Copy every line that contains the string "several" from the entries below.
'''
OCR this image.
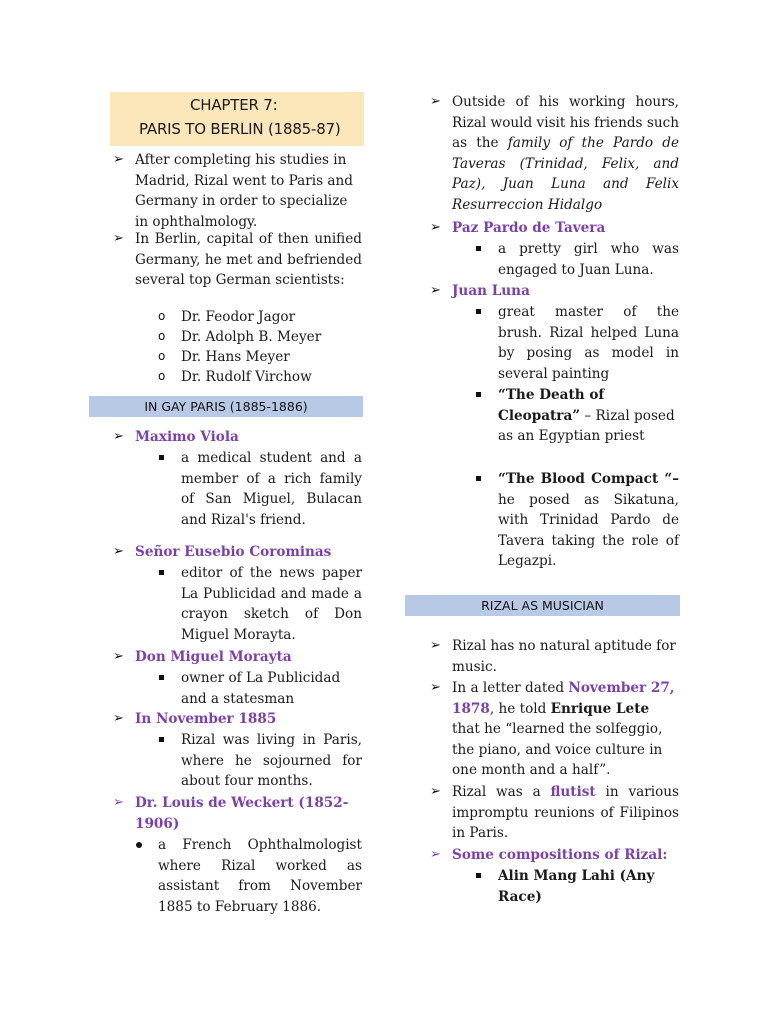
CHAPTER 7:
PARIS TO BERLIN (1885-87)
➢ After completing his studies in Madrid, Rizal went to Paris and Germany in order to specialize in ophthalmology.
➢ In Berlin, capital of then unified Germany, he met and befriended several top German scientists:
o Dr. Feodor Jagor
o Dr. Adolph B. Meyer
o Dr. Hans Meyer
o Dr. Rudolf Virchow
IN GAY PARIS (1885-1886)
➢ Maximo Viola
a medical student and a member of a rich family of San Miguel, Bulacan and Rizal's friend.
➢ Señor Eusebio Corominas
editor of the news paper La Publicidad and made a crayon sketch of Don Miguel Morayta.
➢ Don Miguel Morayta
owner of La Publicidad and a statesman
➢ In November 1885
Rizal was living in Paris, where he sojourned for about four months.
➢ Dr. Louis de Weckert (1852-1906)
a French Ophthalmologist where Rizal worked as assistant from November 1885 to February 1886.
➢ Outside of his working hours, Rizal would visit his friends such as the family of the Pardo de Taveras (Trinidad, Felix, and Paz), Juan Luna and Felix Resurreccion Hidalgo
➢ Paz Pardo de Tavera
a pretty girl who was engaged to Juan Luna.
➢ Juan Luna
great master of the brush. Rizal helped Luna by posing as model in several painting
“The Death of Cleopatra” – Rizal posed as an Egyptian priest
“The Blood Compact “– he posed as Sikatuna, with Trinidad Pardo de Tavera taking the role of Legazpi.
RIZAL AS MUSICIAN
➢ Rizal has no natural aptitude for music.
➢ In a letter dated November 27, 1878, he told Enrique Lete that he “learned the solfeggio, the piano, and voice culture in one month and a half”.
➢ Rizal was a flutist in various impromptu reunions of Filipinos in Paris.
➢ Some compositions of Rizal:
Alin Mang Lahi (Any Race)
'''
• Exercise response
➢ In Berlin, capital of then unified Germany, he met and befriended several top German scientists:
great master of the brush. Rizal helped Luna by posing as model in several painting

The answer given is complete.